● **Problem details**
Write out exactly the lines from the one containing "What data populates" through the last line of the records below, including both.

>>

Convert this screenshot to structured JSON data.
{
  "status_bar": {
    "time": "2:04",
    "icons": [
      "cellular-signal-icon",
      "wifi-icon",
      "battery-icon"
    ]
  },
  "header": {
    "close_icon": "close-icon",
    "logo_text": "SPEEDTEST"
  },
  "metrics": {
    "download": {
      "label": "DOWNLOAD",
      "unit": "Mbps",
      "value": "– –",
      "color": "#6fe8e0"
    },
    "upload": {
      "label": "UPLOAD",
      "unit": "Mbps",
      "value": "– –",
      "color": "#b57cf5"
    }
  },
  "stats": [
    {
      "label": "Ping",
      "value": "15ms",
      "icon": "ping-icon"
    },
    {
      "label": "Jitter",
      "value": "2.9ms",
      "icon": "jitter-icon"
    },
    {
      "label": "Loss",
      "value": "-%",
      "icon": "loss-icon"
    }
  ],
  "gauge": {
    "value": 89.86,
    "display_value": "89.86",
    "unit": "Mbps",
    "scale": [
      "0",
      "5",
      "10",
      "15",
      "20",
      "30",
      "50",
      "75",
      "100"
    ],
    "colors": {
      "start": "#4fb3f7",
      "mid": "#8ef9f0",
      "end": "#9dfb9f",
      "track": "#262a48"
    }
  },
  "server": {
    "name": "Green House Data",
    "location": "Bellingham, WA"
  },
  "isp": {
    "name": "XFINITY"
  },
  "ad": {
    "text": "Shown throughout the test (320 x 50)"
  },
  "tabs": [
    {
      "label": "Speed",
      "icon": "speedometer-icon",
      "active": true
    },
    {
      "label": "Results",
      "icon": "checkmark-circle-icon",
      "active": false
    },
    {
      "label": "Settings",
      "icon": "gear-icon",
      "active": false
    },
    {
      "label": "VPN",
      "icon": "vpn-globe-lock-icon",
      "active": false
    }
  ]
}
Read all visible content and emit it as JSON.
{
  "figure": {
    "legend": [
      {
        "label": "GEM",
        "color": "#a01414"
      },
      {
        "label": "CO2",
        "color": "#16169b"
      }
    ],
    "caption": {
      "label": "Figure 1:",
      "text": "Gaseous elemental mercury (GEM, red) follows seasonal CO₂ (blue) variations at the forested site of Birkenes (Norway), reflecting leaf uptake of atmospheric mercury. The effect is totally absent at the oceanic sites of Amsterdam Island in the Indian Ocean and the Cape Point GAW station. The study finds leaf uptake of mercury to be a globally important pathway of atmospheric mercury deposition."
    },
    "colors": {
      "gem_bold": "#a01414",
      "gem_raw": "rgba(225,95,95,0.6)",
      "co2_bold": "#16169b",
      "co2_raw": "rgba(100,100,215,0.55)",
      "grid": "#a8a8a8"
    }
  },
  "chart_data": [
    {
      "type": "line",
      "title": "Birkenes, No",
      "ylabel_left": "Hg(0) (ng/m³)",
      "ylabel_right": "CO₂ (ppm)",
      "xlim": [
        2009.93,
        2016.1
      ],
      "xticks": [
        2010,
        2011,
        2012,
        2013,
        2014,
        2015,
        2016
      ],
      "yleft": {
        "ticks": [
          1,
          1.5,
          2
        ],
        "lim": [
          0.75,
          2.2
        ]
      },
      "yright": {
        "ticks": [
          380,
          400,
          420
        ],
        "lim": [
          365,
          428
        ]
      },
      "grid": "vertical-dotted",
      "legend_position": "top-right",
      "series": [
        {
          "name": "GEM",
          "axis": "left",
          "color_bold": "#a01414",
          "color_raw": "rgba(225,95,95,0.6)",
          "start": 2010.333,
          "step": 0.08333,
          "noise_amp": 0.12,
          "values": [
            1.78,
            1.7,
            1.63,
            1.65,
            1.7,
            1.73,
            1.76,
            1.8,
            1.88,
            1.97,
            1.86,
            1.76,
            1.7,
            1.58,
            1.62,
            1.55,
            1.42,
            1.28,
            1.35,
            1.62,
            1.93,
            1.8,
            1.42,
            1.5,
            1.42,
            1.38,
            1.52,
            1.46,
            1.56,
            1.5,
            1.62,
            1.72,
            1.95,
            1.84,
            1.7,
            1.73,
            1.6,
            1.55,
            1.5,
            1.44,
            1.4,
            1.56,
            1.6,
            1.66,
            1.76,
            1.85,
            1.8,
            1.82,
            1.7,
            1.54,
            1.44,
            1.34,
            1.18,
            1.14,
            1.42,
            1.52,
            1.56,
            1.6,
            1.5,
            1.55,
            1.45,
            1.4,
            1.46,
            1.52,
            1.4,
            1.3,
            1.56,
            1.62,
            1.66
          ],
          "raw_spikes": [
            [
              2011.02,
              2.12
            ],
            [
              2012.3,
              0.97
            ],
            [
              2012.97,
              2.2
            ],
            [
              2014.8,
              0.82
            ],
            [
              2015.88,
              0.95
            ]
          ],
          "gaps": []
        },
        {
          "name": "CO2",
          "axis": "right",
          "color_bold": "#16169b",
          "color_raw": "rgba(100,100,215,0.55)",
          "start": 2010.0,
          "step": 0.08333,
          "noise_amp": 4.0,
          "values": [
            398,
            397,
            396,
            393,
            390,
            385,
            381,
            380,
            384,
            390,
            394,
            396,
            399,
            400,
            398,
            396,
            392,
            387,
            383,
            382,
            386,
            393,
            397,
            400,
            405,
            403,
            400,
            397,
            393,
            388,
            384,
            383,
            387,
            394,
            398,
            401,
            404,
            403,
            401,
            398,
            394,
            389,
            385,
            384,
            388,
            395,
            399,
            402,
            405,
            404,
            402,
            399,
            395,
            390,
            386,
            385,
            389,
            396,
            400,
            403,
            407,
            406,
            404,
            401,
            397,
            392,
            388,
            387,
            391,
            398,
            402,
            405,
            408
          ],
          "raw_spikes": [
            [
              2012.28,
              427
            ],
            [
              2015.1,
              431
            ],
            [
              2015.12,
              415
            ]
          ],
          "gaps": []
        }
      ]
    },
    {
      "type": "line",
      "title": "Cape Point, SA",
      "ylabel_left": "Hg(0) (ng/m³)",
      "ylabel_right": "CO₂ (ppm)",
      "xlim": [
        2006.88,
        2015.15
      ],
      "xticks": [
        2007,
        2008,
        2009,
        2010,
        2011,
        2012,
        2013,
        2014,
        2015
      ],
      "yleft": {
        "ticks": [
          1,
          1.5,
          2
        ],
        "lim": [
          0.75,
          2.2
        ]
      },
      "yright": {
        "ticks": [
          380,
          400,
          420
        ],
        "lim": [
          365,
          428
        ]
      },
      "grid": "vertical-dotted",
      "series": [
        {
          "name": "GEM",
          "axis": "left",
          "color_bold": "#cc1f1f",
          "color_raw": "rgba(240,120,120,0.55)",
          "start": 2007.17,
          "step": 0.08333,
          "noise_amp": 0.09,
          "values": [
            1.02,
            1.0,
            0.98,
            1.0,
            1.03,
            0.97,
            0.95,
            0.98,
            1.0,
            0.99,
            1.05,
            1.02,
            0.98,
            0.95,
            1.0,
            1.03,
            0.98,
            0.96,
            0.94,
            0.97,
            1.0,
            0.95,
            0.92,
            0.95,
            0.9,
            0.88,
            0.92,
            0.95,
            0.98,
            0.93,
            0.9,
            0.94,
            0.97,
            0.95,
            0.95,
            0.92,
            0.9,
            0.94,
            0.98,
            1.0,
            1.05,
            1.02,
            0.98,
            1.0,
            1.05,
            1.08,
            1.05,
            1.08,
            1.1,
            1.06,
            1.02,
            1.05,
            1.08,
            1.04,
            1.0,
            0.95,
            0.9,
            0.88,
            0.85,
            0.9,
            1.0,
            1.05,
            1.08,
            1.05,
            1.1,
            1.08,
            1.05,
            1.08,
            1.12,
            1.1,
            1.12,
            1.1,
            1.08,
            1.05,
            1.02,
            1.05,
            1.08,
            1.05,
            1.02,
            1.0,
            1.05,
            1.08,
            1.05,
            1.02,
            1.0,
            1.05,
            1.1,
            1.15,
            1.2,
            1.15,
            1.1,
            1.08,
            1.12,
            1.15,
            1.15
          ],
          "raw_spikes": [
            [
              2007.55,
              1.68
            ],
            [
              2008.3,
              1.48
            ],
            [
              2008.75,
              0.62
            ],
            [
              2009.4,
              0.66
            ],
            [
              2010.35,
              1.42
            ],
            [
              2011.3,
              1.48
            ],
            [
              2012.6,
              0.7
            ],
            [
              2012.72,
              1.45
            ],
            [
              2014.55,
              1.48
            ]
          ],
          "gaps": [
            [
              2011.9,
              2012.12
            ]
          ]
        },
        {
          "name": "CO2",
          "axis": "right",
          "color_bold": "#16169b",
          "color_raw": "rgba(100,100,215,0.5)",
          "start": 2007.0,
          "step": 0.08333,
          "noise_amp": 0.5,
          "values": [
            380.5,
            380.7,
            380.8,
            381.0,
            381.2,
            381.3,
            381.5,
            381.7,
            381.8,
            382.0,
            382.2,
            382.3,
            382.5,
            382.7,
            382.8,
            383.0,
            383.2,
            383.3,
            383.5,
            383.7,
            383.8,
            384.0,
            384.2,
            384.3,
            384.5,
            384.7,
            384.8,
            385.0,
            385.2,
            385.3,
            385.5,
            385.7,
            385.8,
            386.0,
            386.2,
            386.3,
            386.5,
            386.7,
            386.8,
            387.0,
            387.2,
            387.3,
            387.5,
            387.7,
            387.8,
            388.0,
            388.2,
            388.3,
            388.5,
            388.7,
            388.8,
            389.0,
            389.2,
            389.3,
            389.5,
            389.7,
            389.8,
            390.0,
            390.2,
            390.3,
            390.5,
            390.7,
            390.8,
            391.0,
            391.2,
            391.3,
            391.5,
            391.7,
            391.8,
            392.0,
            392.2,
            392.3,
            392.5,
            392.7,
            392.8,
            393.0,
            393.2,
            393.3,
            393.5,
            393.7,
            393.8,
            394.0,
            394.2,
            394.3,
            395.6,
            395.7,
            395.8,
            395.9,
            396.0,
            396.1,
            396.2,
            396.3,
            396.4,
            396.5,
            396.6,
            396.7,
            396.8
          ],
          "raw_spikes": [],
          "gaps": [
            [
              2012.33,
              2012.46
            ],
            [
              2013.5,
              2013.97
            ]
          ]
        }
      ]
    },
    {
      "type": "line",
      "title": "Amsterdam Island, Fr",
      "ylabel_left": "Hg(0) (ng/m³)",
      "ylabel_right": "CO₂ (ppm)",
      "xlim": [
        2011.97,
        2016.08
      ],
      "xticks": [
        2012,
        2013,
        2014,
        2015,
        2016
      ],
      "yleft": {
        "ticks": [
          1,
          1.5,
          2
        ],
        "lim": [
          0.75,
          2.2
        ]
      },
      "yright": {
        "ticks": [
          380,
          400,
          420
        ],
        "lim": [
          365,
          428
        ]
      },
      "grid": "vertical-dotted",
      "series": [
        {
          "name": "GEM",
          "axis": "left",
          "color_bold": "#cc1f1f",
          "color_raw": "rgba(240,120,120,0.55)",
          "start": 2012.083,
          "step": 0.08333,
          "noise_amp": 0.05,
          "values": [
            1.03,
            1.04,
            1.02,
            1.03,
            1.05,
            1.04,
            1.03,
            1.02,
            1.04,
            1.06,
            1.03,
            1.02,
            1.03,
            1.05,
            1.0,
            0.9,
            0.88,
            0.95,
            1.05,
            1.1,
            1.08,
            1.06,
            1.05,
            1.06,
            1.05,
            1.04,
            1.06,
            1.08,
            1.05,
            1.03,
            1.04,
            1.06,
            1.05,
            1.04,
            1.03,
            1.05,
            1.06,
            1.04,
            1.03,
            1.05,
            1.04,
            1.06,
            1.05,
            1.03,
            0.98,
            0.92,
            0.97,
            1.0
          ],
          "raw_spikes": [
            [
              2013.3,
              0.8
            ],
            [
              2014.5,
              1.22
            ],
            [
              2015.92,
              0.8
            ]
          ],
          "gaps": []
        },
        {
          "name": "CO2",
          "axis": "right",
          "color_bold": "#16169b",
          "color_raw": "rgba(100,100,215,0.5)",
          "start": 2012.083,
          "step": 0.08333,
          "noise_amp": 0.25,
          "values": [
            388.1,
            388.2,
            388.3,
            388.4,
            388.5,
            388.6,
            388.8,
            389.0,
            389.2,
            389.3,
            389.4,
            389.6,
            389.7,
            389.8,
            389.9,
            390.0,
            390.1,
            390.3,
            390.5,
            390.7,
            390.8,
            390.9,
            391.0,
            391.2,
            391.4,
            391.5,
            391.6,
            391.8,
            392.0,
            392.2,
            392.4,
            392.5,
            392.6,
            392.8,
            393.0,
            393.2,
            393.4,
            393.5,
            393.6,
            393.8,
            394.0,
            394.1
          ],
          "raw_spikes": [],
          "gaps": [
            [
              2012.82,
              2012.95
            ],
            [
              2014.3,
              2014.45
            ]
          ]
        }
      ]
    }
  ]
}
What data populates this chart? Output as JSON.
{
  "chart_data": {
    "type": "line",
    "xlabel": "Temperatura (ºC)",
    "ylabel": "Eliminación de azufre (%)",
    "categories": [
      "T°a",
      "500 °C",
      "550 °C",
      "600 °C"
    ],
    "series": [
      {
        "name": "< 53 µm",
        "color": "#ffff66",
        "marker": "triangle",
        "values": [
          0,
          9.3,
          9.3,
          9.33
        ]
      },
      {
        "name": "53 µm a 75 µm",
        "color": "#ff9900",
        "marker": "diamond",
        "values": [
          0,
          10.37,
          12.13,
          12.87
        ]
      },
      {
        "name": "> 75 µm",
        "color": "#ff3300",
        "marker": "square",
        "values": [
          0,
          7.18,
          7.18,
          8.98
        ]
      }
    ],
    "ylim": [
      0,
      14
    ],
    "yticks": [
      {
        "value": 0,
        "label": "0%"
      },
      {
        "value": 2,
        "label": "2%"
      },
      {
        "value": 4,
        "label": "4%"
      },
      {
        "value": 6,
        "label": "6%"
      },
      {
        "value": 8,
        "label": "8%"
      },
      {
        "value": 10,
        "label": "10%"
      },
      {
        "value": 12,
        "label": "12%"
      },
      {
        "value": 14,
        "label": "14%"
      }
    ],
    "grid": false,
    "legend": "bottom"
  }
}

<<

● **Task response**
What data populates this chart? Output as JSON.
{
  "chart_data": {
    "type": "line",
    "xlabel": "Temperatura (ºC)",
    "ylabel": "Eliminación de azufre (%)",
    "categories": [
      "T°a",
      "500 °C",
      "550 °C",
      "600 °C"
    ],
    "series": [
      {
        "name": "< 53 µm",
        "color": "#ffff66",
        "marker": "triangle",
        "values": [
          0,
          9.3,
          9.3,
          9.33
        ]
      },
      {
        "name": "53 µm a 75 µm",
        "color": "#ff9900",
        "marker": "diamond",
        "values": [
          0,
          10.37,
          12.13,
          12.87
        ]
      },
      {
        "name": "> 75 µm",
        "color": "#ff3300",
        "marker": "square",
        "values": [
          0,
          7.18,
          7.18,
          8.98
        ]
      }
    ],
    "ylim": [
      0,
      14
    ],
    "yticks": [
      {
        "value": 0,
        "label": "0%"
      },
      {
        "value": 2,
        "label": "2%"
      },
      {
        "value": 4,
        "label": "4%"
      },
      {
        "value": 6,
        "label": "6%"
      },
      {
        "value": 8,
        "label": "8%"
      },
      {
        "value": 10,
        "label": "10%"
      },
      {
        "value": 12,
        "label": "12%"
      },
      {
        "value": 14,
        "label": "14%"
      }
    ],
    "grid": false,
    "legend": "bottom"
  }
}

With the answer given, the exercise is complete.